• [DATA FOR THIS TASK]:
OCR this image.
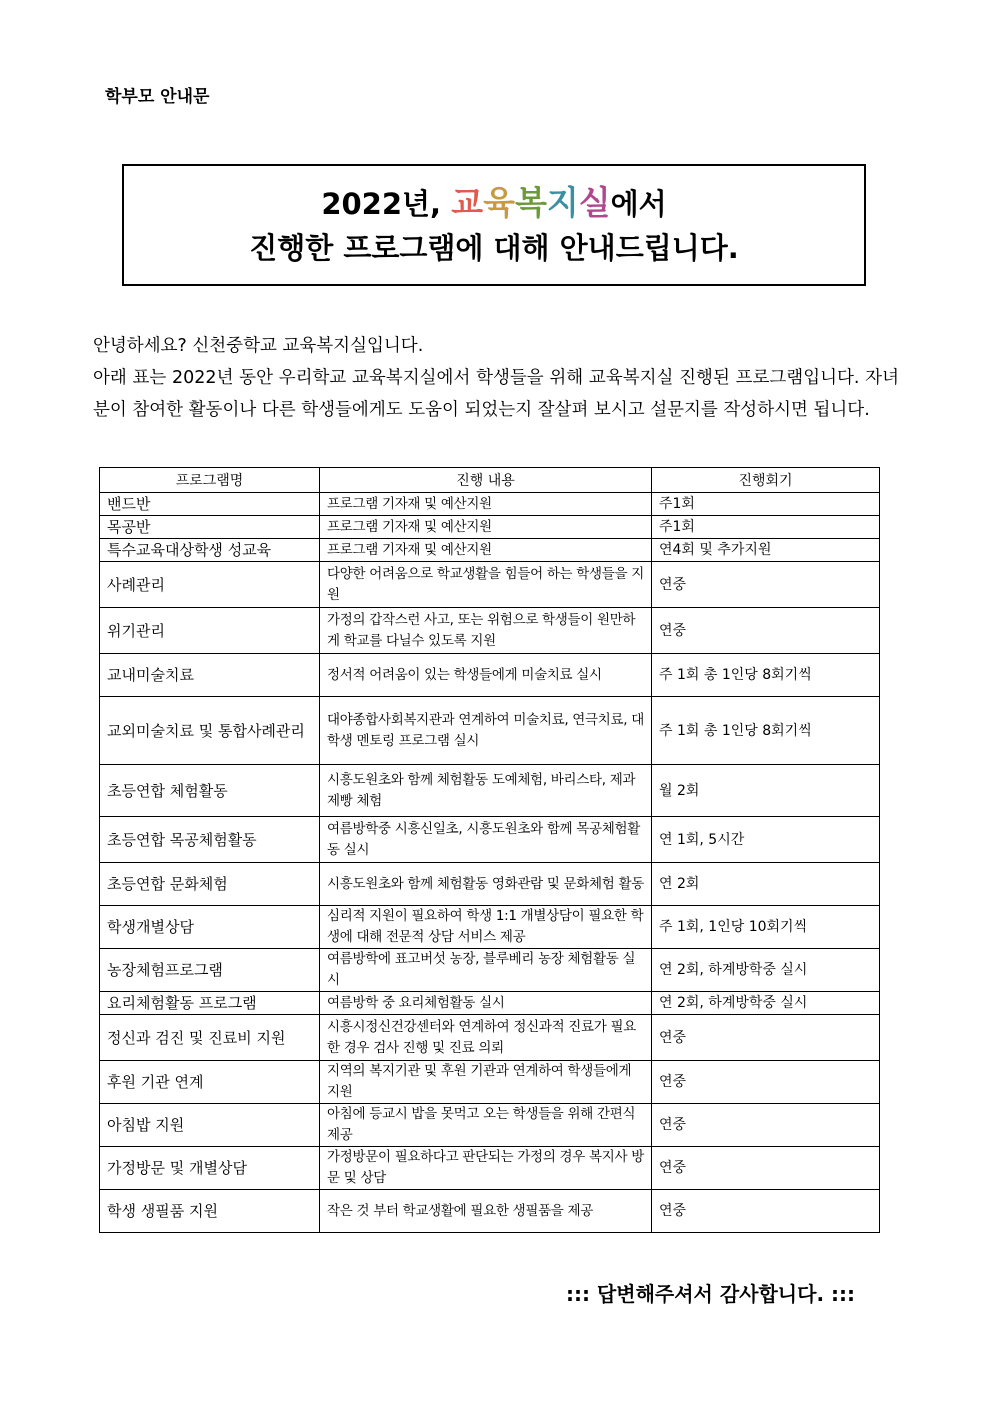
학부모 안내문
2022년, 교육복지실에서
진행한 프로그램에 대해 안내드립니다.

안녕하세요? 신천중학교 교육복지실입니다.

아래 표는 2022년 동안 우리학교 교육복지실에서 학생들을 위해 교육복지실 진행된 프로그램입니다. 자녀분이 참여한 활동이나 다른 학생들에게도 도움이 되었는지 잘살펴 보시고 설문지를 작성하시면 됩니다.

프로그램명	진행 내용	진행회기
밴드반	프로그램 기자재 및 예산지원	주1회
목공반	프로그램 기자재 및 예산지원	주1회
특수교육대상학생 성교육	프로그램 기자재 및 예산지원	연4회 및 추가지원
사례관리	다양한 어려움으로 학교생활을 힘들어 하는 학생들을 지원	연중
위기관리	가정의 갑작스런 사고, 또는 위험으로 학생들이 원만하게 학교를 다닐수 있도록 지원	연중
교내미술치료	정서적 어려움이 있는 학생들에게 미술치료 실시	주 1회 총 1인당 8회기씩
교외미술치료 및 통합사례관리	대야종합사회복지관과 연계하여 미술치료, 연극치료, 대학생 멘토링 프로그램 실시	주 1회 총 1인당 8회기씩
초등연합 체험활동	시흥도원초와 함께 체험활동 도예체험, 바리스타, 제과제빵 체험	월 2회
초등연합 목공체험활동	여름방학중 시흥신일초, 시흥도원초와 함께 목공체험활동 실시	연 1회, 5시간
초등연합 문화체험	시흥도원초와 함께 체험활동 영화관람 및 문화체험 활동	연 2회
학생개별상담	심리적 지원이 필요하여 학생 1:1 개별상담이 필요한 학생에 대해 전문적 상담 서비스 제공	주 1회, 1인당 10회기씩
농장체험프로그램	여름방학에 표고버섯 농장, 블루베리 농장 체험활동 실시	연 2회, 하계방학중 실시
요리체험활동 프로그램	여름방학 중 요리체험활동 실시	연 2회, 하계방학중 실시
정신과 검진 및 진료비 지원	시흥시정신건강센터와 연계하여 정신과적 진료가 필요한 경우 검사 진행 및 진료 의뢰	연중
후원 기관 연계	지역의 복지기관 및 후원 기관과 연계하여 학생들에게 지원	연중
아침밥 지원	아침에 등교시 밥을 못먹고 오는 학생들을 위해 간편식 제공	연중
가정방문 및 개별상담	가정방문이 필요하다고 판단되는 가정의 경우 복지사 방문 및 상담	연중
학생 생필품 지원	작은 것 부터 학교생활에 필요한 생필품을 제공	연중
::: 답변해주셔서 감사합니다. :::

• [TASK GOAL]: Go through the data above and transcribe it in full, omitting any image.

• [FULL OUTPUT]:
OCR this image.
학부모 안내문
2022년, 교육복지실에서
진행한 프로그램에 대해 안내드립니다.

안녕하세요? 신천중학교 교육복지실입니다.

아래 표는 2022년 동안 우리학교 교육복지실에서 학생들을 위해 교육복지실 진행된 프로그램입니다. 자녀분이 참여한 활동이나 다른 학생들에게도 도움이 되었는지 잘살펴 보시고 설문지를 작성하시면 됩니다.

프로그램명	진행 내용	진행회기
밴드반	프로그램 기자재 및 예산지원	주1회
목공반	프로그램 기자재 및 예산지원	주1회
특수교육대상학생 성교육	프로그램 기자재 및 예산지원	연4회 및 추가지원
사례관리	다양한 어려움으로 학교생활을 힘들어 하는 학생들을 지원	연중
위기관리	가정의 갑작스런 사고, 또는 위험으로 학생들이 원만하게 학교를 다닐수 있도록 지원	연중
교내미술치료	정서적 어려움이 있는 학생들에게 미술치료 실시	주 1회 총 1인당 8회기씩
교외미술치료 및 통합사례관리	대야종합사회복지관과 연계하여 미술치료, 연극치료, 대학생 멘토링 프로그램 실시	주 1회 총 1인당 8회기씩
초등연합 체험활동	시흥도원초와 함께 체험활동 도예체험, 바리스타, 제과제빵 체험	월 2회
초등연합 목공체험활동	여름방학중 시흥신일초, 시흥도원초와 함께 목공체험활동 실시	연 1회, 5시간
초등연합 문화체험	시흥도원초와 함께 체험활동 영화관람 및 문화체험 활동	연 2회
학생개별상담	심리적 지원이 필요하여 학생 1:1 개별상담이 필요한 학생에 대해 전문적 상담 서비스 제공	주 1회, 1인당 10회기씩
농장체험프로그램	여름방학에 표고버섯 농장, 블루베리 농장 체험활동 실시	연 2회, 하계방학중 실시
요리체험활동 프로그램	여름방학 중 요리체험활동 실시	연 2회, 하계방학중 실시
정신과 검진 및 진료비 지원	시흥시정신건강센터와 연계하여 정신과적 진료가 필요한 경우 검사 진행 및 진료 의뢰	연중
후원 기관 연계	지역의 복지기관 및 후원 기관과 연계하여 학생들에게 지원	연중
아침밥 지원	아침에 등교시 밥을 못먹고 오는 학생들을 위해 간편식 제공	연중
가정방문 및 개별상담	가정방문이 필요하다고 판단되는 가정의 경우 복지사 방문 및 상담	연중
학생 생필품 지원	작은 것 부터 학교생활에 필요한 생필품을 제공	연중
::: 답변해주셔서 감사합니다. :::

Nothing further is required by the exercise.